OBJECTIVE —
Can you give all the records again without altering a single character?

───── INFORMATION GIVEN

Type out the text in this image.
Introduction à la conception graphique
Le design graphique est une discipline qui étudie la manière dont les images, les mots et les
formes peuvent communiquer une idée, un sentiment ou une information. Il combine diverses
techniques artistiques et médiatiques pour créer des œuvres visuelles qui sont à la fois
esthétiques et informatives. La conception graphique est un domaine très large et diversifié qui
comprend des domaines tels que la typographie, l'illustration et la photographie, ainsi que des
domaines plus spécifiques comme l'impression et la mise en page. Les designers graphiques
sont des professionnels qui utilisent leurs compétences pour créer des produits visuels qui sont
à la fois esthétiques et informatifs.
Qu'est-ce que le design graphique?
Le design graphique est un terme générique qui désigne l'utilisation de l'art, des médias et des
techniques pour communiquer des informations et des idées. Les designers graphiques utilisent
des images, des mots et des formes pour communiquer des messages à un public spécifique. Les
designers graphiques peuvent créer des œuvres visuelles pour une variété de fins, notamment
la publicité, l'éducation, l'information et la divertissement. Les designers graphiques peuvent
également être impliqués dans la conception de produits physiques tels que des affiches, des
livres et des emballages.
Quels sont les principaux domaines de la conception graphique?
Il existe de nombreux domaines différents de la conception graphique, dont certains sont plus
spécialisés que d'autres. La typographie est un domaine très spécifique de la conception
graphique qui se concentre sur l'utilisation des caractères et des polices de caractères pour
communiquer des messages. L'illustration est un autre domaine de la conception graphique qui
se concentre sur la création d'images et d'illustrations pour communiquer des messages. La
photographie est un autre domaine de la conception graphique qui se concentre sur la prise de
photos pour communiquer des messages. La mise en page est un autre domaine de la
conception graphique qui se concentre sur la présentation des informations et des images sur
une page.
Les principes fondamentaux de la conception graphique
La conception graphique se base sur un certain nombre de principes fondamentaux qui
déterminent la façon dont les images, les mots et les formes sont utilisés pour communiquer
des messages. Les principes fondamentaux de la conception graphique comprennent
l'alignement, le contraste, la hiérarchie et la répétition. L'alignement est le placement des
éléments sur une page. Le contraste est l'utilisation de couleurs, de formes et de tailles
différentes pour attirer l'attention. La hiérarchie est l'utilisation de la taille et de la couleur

──────────

THE COMPLETED TASK —
Type out the text in this image.
Introduction à la conception graphique
Le design graphique est une discipline qui étudie la manière dont les images, les mots et les
formes peuvent communiquer une idée, un sentiment ou une information. Il combine diverses
techniques artistiques et médiatiques pour créer des œuvres visuelles qui sont à la fois
esthétiques et informatives. La conception graphique est un domaine très large et diversifié qui
comprend des domaines tels que la typographie, l'illustration et la photographie, ainsi que des
domaines plus spécifiques comme l'impression et la mise en page. Les designers graphiques
sont des professionnels qui utilisent leurs compétences pour créer des produits visuels qui sont
à la fois esthétiques et informatifs.
Qu'est-ce que le design graphique?
Le design graphique est un terme générique qui désigne l'utilisation de l'art, des médias et des
techniques pour communiquer des informations et des idées. Les designers graphiques utilisent
des images, des mots et des formes pour communiquer des messages à un public spécifique. Les
designers graphiques peuvent créer des œuvres visuelles pour une variété de fins, notamment
la publicité, l'éducation, l'information et la divertissement. Les designers graphiques peuvent
également être impliqués dans la conception de produits physiques tels que des affiches, des
livres et des emballages.
Quels sont les principaux domaines de la conception graphique?
Il existe de nombreux domaines différents de la conception graphique, dont certains sont plus
spécialisés que d'autres. La typographie est un domaine très spécifique de la conception
graphique qui se concentre sur l'utilisation des caractères et des polices de caractères pour
communiquer des messages. L'illustration est un autre domaine de la conception graphique qui
se concentre sur la création d'images et d'illustrations pour communiquer des messages. La
photographie est un autre domaine de la conception graphique qui se concentre sur la prise de
photos pour communiquer des messages. La mise en page est un autre domaine de la
conception graphique qui se concentre sur la présentation des informations et des images sur
une page.
Les principes fondamentaux de la conception graphique
La conception graphique se base sur un certain nombre de principes fondamentaux qui
déterminent la façon dont les images, les mots et les formes sont utilisés pour communiquer
des messages. Les principes fondamentaux de la conception graphique comprennent
l'alignement, le contraste, la hiérarchie et la répétition. L'alignement est le placement des
éléments sur une page. Le contraste est l'utilisation de couleurs, de formes et de tailles
différentes pour attirer l'attention. La hiérarchie est l'utilisation de la taille et de la couleur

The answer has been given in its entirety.